>>

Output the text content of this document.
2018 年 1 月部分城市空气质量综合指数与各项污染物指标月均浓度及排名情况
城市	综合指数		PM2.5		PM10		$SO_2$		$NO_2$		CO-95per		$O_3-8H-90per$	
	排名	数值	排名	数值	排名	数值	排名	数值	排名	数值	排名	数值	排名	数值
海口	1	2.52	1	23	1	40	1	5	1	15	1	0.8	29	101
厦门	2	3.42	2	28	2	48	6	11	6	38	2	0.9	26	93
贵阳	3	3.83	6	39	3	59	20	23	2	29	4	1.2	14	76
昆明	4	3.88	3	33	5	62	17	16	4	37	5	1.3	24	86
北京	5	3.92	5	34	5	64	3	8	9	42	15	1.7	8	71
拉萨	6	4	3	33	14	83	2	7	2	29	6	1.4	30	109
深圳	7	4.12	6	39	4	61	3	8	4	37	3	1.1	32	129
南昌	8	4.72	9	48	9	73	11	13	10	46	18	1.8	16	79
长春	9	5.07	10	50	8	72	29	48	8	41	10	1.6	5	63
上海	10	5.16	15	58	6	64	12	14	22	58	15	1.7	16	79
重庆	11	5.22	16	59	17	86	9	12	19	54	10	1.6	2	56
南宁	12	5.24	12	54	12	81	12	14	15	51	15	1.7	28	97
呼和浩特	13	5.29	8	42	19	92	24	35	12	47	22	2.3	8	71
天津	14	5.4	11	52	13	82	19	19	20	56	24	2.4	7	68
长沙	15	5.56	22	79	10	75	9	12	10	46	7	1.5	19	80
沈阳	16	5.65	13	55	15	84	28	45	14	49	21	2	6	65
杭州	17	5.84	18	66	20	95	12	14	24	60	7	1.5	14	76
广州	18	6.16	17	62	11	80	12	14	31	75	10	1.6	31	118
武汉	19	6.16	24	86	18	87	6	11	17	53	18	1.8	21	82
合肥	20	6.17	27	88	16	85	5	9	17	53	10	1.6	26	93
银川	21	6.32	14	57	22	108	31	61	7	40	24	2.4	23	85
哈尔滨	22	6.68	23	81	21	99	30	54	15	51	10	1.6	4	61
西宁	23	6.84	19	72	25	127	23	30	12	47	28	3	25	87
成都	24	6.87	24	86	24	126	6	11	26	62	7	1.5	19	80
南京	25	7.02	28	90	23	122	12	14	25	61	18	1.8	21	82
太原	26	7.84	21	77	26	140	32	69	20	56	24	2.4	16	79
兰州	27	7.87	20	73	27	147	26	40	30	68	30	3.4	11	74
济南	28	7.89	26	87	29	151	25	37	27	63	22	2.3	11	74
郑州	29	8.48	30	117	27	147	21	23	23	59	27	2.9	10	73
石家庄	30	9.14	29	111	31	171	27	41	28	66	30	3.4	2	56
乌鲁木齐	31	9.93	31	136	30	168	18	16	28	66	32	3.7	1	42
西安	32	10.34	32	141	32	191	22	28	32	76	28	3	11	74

<<

Copy each line of the data exactly, leaving nothing out.

#### Output below
Output the text content of this document.
2018 年 1 月部分城市空气质量综合指数与各项污染物指标月均浓度及排名情况
城市	综合指数		PM2.5		PM10		$SO_2$		$NO_2$		CO-95per		$O_3-8H-90per$	
	排名	数值	排名	数值	排名	数值	排名	数值	排名	数值	排名	数值	排名	数值
海口	1	2.52	1	23	1	40	1	5	1	15	1	0.8	29	101
厦门	2	3.42	2	28	2	48	6	11	6	38	2	0.9	26	93
贵阳	3	3.83	6	39	3	59	20	23	2	29	4	1.2	14	76
昆明	4	3.88	3	33	5	62	17	16	4	37	5	1.3	24	86
北京	5	3.92	5	34	5	64	3	8	9	42	15	1.7	8	71
拉萨	6	4	3	33	14	83	2	7	2	29	6	1.4	30	109
深圳	7	4.12	6	39	4	61	3	8	4	37	3	1.1	32	129
南昌	8	4.72	9	48	9	73	11	13	10	46	18	1.8	16	79
长春	9	5.07	10	50	8	72	29	48	8	41	10	1.6	5	63
上海	10	5.16	15	58	6	64	12	14	22	58	15	1.7	16	79
重庆	11	5.22	16	59	17	86	9	12	19	54	10	1.6	2	56
南宁	12	5.24	12	54	12	81	12	14	15	51	15	1.7	28	97
呼和浩特	13	5.29	8	42	19	92	24	35	12	47	22	2.3	8	71
天津	14	5.4	11	52	13	82	19	19	20	56	24	2.4	7	68
长沙	15	5.56	22	79	10	75	9	12	10	46	7	1.5	19	80
沈阳	16	5.65	13	55	15	84	28	45	14	49	21	2	6	65
杭州	17	5.84	18	66	20	95	12	14	24	60	7	1.5	14	76
广州	18	6.16	17	62	11	80	12	14	31	75	10	1.6	31	118
武汉	19	6.16	24	86	18	87	6	11	17	53	18	1.8	21	82
合肥	20	6.17	27	88	16	85	5	9	17	53	10	1.6	26	93
银川	21	6.32	14	57	22	108	31	61	7	40	24	2.4	23	85
哈尔滨	22	6.68	23	81	21	99	30	54	15	51	10	1.6	4	61
西宁	23	6.84	19	72	25	127	23	30	12	47	28	3	25	87
成都	24	6.87	24	86	24	126	6	11	26	62	7	1.5	19	80
南京	25	7.02	28	90	23	122	12	14	25	61	18	1.8	21	82
太原	26	7.84	21	77	26	140	32	69	20	56	24	2.4	16	79
兰州	27	7.87	20	73	27	147	26	40	30	68	30	3.4	11	74
济南	28	7.89	26	87	29	151	25	37	27	63	22	2.3	11	74
郑州	29	8.48	30	117	27	147	21	23	23	59	27	2.9	10	73
石家庄	30	9.14	29	111	31	171	27	41	28	66	30	3.4	2	56
乌鲁木齐	31	9.93	31	136	30	168	18	16	28	66	32	3.7	1	42
西安	32	10.34	32	141	32	191	22	28	32	76	28	3	11	74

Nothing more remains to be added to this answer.